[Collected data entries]

====================

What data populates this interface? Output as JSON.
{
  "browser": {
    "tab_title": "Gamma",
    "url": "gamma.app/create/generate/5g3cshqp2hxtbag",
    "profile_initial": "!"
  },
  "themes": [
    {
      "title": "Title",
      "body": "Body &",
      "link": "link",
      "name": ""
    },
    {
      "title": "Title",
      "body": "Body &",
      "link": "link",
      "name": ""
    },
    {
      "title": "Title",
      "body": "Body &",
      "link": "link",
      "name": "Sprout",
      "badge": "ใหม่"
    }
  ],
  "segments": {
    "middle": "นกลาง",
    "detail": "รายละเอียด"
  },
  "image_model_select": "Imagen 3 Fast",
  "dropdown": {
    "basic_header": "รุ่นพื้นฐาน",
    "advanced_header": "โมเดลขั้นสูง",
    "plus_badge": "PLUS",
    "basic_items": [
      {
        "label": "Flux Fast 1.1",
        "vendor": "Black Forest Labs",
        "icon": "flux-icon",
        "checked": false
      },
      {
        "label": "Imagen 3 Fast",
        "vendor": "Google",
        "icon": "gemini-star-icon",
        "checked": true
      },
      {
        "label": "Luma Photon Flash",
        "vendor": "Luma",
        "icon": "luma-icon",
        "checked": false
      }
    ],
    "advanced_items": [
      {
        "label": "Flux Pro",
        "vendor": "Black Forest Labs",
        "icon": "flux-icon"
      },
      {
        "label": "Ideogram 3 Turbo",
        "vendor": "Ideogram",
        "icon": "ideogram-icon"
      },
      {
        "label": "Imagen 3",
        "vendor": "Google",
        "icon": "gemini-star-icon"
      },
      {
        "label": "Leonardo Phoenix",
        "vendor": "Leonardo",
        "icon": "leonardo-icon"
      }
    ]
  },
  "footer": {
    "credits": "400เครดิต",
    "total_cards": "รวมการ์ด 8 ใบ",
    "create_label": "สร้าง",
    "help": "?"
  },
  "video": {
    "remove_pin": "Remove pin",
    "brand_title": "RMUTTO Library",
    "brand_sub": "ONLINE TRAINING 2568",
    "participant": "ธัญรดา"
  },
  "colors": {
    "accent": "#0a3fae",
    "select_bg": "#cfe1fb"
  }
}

====================

Transcribe every entry verbatim.

Exercise result ▸
What data populates this interface? Output as JSON.
{
  "browser": {
    "tab_title": "Gamma",
    "url": "gamma.app/create/generate/5g3cshqp2hxtbag",
    "profile_initial": "!"
  },
  "themes": [
    {
      "title": "Title",
      "body": "Body &",
      "link": "link",
      "name": ""
    },
    {
      "title": "Title",
      "body": "Body &",
      "link": "link",
      "name": ""
    },
    {
      "title": "Title",
      "body": "Body &",
      "link": "link",
      "name": "Sprout",
      "badge": "ใหม่"
    }
  ],
  "segments": {
    "middle": "นกลาง",
    "detail": "รายละเอียด"
  },
  "image_model_select": "Imagen 3 Fast",
  "dropdown": {
    "basic_header": "รุ่นพื้นฐาน",
    "advanced_header": "โมเดลขั้นสูง",
    "plus_badge": "PLUS",
    "basic_items": [
      {
        "label": "Flux Fast 1.1",
        "vendor": "Black Forest Labs",
        "icon": "flux-icon",
        "checked": false
      },
      {
        "label": "Imagen 3 Fast",
        "vendor": "Google",
        "icon": "gemini-star-icon",
        "checked": true
      },
      {
        "label": "Luma Photon Flash",
        "vendor": "Luma",
        "icon": "luma-icon",
        "checked": false
      }
    ],
    "advanced_items": [
      {
        "label": "Flux Pro",
        "vendor": "Black Forest Labs",
        "icon": "flux-icon"
      },
      {
        "label": "Ideogram 3 Turbo",
        "vendor": "Ideogram",
        "icon": "ideogram-icon"
      },
      {
        "label": "Imagen 3",
        "vendor": "Google",
        "icon": "gemini-star-icon"
      },
      {
        "label": "Leonardo Phoenix",
        "vendor": "Leonardo",
        "icon": "leonardo-icon"
      }
    ]
  },
  "footer": {
    "credits": "400เครดิต",
    "total_cards": "รวมการ์ด 8 ใบ",
    "create_label": "สร้าง",
    "help": "?"
  },
  "video": {
    "remove_pin": "Remove pin",
    "brand_title": "RMUTTO Library",
    "brand_sub": "ONLINE TRAINING 2568",
    "participant": "ธัญรดา"
  },
  "colors": {
    "accent": "#0a3fae",
    "select_bg": "#cfe1fb"
  }
}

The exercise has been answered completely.